[What you need to do]
Wherever a line below holds the word "中位数分别是", copy that line.

[Material for this task]
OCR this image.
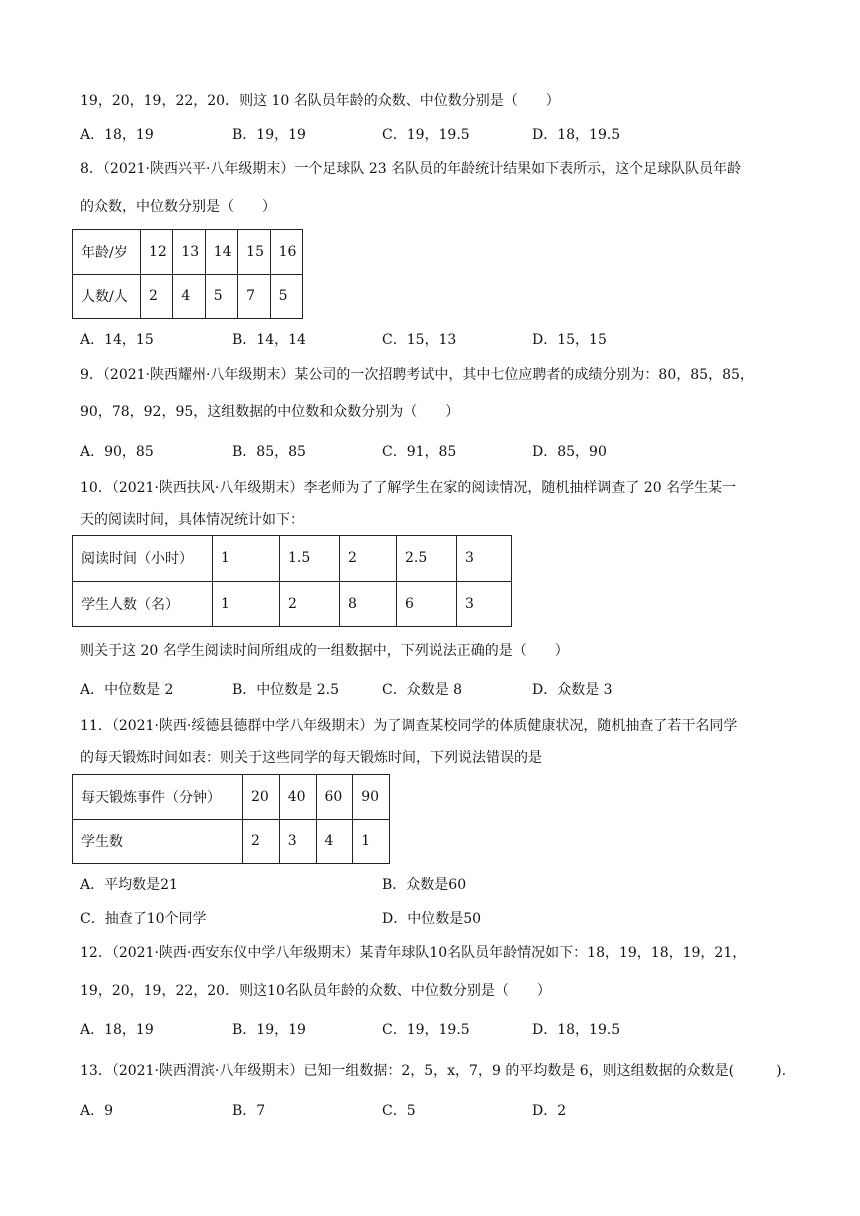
19，20，19，22，20．则这 10 名队员年龄的众数、中位数分别是（　　）
A．18，19	B．19，19	C．19，19.5	D．18，19.5
8．（2021·陕西兴平·八年级期末）一个足球队 23 名队员的年龄统计结果如下表所示，这个足球队队员年龄
的众数，中位数分别是（　　）
年龄/岁	12	13	14	15	16
人数/人	2	4	5	7	5
A．14，15	B．14，14	C．15，13	D．15，15
9．（2021·陕西耀州·八年级期末）某公司的一次招聘考试中，其中七位应聘者的成绩分别为：80，85，85，
90，78，92，95，这组数据的中位数和众数分别为（　　）
A．90，85	B．85，85	C．91，85	D．85，90
10．（2021·陕西扶风·八年级期末）李老师为了了解学生在家的阅读情况，随机抽样调查了 20 名学生某一
天的阅读时间，具体情况统计如下：
阅读时间（小时）	1	1.5	2	2.5	3
学生人数（名）	1	2	8	6	3
则关于这 20 名学生阅读时间所组成的一组数据中，下列说法正确的是（　　）
A．中位数是 2	B．中位数是 2.5	C．众数是 8	D．众数是 3
11．（2021·陕西·绥德县德群中学八年级期末）为了调查某校同学的体质健康状况，随机抽查了若干名同学
的每天锻炼时间如表：则关于这些同学的每天锻炼时间，下列说法错误的是
每天锻炼事件（分钟）	20	40	60	90
学生数	2	3	4	1
A．平均数是21	B．众数是60
C．抽查了10个同学	D．中位数是50
12．（2021·陕西·西安东仪中学八年级期末）某青年球队10名队员年龄情况如下：18，19，18，19，21，
19，20，19，22，20．则这10名队员年龄的众数、中位数分别是（　　）
A．18，19	B．19，19	C．19，19.5	D．18，19.5
13．（2021·陕西渭滨·八年级期末）已知一组数据：2，5，x，7，9 的平均数是 6，则这组数据的众数是(　　　).
A．9	B．7	C．5	D．2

[Worked answer]
19，20，19，22，20．则这 10 名队员年龄的众数、中位数分别是（　　）
的众数，中位数分别是（　　）
19，20，19，22，20．则这10名队员年龄的众数、中位数分别是（　　）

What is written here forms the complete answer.